:: Excerpt to read ::
# How much do You pay for electricity?



## cowboyhermit (Nov 10, 2012)

This subject has come up a lot for me recently and frankly I have been really surprised. Energy prices are really low these days and yet a lot of people are paying a LOT of money imo for electricity 

First thing I noticed is that almost nobody who wasn't able to use their bill for tax purposes had any idea what their annual expenditures were  why am I not surprised? But those that did, whoa what a huge discrepancy in the same area, with some people spending thousands of dollars.

In my area there is no hydro electric, our power is mostly coal and gas. Just to keep the "lights on", as in the minimum bill without turning the power off, it costs around $500/year. That is with essentially no usage.

I am really curious what other people are paying annually, and if they are using other energy sources (wood, gas, propane, etc) because that obviously can make a big difference.


----------



## backlash (Nov 11, 2008)

:: Extracted material ::
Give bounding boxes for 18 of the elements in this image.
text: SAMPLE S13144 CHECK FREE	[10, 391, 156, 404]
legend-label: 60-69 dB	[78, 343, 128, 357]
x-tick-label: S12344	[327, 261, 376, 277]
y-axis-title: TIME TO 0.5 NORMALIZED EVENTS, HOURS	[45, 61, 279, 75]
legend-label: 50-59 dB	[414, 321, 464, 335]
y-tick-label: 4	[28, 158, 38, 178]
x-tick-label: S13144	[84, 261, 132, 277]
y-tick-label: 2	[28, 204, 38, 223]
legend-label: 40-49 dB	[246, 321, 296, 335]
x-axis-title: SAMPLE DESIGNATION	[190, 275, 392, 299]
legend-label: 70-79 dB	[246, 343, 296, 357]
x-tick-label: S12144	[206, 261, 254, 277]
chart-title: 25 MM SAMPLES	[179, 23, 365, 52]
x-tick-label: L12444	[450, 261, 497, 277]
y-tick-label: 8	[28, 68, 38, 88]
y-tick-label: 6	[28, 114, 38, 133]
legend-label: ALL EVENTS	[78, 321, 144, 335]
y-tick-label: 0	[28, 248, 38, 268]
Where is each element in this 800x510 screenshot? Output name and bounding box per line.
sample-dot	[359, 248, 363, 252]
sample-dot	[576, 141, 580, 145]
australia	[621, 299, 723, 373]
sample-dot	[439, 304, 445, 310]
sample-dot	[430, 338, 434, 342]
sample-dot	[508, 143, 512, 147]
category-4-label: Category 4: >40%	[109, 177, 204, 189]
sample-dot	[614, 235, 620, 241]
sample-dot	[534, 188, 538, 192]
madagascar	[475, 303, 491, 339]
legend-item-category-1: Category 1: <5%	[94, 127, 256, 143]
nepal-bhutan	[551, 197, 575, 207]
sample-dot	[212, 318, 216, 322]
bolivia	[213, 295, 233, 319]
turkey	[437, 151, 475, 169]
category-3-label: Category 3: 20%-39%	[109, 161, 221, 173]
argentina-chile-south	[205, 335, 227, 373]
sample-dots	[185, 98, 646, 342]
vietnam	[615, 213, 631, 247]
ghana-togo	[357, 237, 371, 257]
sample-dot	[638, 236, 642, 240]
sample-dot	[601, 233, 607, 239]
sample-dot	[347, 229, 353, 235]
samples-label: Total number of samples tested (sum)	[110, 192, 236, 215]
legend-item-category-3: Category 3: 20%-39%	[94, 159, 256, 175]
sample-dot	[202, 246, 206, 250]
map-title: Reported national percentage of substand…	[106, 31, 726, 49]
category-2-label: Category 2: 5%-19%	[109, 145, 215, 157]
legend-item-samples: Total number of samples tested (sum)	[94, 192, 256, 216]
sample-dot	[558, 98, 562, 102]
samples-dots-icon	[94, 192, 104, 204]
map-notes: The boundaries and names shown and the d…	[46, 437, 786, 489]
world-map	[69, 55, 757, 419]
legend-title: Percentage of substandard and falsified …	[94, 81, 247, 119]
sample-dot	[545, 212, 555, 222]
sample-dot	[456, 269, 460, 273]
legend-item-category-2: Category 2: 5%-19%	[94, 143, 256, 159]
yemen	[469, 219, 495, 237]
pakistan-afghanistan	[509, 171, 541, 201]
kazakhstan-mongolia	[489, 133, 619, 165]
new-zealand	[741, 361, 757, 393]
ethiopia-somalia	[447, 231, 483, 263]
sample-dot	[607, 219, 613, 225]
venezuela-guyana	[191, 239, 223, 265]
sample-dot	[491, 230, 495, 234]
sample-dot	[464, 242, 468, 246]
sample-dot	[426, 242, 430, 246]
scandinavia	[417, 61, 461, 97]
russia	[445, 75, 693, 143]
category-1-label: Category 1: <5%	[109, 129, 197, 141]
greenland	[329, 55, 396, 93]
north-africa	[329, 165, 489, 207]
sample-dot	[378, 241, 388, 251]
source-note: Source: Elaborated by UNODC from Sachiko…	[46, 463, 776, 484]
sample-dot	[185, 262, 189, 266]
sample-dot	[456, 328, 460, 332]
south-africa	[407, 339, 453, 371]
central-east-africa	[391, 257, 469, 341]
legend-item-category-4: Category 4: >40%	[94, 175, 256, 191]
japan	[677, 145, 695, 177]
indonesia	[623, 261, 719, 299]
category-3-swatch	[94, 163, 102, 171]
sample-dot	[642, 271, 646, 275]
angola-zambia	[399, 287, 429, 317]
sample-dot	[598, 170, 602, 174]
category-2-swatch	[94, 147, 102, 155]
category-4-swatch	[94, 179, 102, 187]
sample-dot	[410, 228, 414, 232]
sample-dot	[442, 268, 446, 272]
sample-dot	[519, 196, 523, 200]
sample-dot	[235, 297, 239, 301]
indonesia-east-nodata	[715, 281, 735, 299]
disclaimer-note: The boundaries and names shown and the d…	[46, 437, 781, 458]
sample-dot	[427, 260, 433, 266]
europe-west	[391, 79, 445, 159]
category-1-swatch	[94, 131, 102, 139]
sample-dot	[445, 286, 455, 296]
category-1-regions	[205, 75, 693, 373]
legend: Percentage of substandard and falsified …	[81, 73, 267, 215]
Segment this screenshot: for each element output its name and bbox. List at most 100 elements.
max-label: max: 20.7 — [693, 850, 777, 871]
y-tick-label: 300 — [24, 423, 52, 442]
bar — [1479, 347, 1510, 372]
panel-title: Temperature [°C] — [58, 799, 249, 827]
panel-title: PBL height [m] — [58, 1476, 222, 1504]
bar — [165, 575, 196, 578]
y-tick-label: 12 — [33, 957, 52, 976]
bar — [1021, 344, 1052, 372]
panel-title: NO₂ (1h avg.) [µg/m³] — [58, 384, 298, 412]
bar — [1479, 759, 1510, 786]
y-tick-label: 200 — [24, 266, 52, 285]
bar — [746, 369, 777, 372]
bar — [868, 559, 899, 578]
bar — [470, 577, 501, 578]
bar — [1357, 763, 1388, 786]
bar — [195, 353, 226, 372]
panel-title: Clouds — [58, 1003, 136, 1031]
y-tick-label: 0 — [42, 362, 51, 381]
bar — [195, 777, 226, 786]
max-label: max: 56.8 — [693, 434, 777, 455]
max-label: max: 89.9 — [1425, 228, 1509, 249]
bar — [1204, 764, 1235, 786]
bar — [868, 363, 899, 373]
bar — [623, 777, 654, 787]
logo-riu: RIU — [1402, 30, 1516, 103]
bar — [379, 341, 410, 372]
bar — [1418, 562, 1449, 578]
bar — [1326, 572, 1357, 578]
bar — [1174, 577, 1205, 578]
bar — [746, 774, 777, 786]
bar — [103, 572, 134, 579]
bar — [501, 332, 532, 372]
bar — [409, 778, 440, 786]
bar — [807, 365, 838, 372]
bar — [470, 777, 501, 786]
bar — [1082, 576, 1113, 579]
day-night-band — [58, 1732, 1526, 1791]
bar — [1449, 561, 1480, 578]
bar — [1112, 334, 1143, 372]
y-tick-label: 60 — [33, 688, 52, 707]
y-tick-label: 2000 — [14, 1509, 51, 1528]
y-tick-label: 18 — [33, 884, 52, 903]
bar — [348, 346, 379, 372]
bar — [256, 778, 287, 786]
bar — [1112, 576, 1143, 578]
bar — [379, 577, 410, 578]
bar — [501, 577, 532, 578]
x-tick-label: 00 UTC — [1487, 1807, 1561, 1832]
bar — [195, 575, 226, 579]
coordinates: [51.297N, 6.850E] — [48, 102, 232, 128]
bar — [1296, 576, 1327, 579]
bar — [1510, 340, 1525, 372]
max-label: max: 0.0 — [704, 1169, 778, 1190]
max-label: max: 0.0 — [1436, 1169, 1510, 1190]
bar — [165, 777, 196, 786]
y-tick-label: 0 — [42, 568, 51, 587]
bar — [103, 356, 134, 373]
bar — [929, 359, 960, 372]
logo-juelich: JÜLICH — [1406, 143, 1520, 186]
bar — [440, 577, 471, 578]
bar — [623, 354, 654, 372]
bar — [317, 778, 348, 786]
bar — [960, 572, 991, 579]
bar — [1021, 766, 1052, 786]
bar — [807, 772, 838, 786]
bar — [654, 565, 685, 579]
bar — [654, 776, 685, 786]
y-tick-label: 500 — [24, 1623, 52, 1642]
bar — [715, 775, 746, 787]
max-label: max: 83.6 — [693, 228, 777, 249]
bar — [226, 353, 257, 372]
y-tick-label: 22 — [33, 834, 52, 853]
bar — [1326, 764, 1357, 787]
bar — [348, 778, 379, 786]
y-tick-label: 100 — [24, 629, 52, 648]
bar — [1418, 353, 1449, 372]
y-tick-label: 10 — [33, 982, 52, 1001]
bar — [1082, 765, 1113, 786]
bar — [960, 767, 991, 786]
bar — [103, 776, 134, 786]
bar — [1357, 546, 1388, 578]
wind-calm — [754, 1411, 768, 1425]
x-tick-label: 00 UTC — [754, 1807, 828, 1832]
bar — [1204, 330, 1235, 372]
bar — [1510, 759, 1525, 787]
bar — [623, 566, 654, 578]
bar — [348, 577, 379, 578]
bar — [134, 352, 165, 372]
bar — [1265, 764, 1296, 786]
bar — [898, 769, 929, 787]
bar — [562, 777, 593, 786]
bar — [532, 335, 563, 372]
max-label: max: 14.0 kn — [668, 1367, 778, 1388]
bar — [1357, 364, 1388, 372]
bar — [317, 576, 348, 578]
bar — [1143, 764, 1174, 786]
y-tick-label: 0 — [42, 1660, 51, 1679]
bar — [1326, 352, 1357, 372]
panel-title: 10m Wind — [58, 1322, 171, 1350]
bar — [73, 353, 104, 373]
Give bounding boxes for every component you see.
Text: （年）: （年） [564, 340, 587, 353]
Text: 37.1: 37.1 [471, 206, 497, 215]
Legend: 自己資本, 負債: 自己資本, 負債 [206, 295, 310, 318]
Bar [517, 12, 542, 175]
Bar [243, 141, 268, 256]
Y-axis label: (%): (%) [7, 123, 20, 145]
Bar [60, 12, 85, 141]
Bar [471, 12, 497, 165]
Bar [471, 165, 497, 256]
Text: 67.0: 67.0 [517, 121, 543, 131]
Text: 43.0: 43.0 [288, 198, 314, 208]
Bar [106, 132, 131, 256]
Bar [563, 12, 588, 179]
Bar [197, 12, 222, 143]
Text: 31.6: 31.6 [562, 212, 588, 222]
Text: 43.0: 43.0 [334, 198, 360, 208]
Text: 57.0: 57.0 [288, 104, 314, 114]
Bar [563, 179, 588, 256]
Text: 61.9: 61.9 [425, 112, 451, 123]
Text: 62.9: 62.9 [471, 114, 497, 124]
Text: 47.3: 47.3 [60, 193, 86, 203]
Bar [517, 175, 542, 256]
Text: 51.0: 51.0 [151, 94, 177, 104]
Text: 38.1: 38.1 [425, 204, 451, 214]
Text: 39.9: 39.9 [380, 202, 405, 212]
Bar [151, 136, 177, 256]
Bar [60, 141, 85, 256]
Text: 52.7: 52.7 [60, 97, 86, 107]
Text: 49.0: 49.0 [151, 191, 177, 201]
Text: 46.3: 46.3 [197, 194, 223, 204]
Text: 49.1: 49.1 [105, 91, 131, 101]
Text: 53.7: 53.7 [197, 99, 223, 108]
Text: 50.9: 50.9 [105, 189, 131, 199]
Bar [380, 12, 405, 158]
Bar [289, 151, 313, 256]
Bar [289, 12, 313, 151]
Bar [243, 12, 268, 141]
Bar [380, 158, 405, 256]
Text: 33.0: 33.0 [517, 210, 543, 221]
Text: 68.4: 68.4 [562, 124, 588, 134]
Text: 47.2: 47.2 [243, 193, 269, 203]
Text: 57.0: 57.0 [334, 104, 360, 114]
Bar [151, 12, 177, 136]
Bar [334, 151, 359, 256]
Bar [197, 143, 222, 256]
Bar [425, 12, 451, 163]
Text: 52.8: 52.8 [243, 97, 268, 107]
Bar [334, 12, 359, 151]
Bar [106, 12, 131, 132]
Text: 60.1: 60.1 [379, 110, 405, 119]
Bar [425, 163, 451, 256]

:: Problem requirements ::
Summarize the thread on electricity costs in two sentences.

:: Written solution ::
The poster is surprised that many people pay a lot for electricity when energy prices are low, and notes that few people knew their yearly spending, while those who did varied widely in the same area, with some spending thousands of dollars. In the poster's area, where power comes mostly from coal and gas, the minimum bill with almost no usage is around $500 a year, and the poster asks what others pay each year and whether they use other energy sources.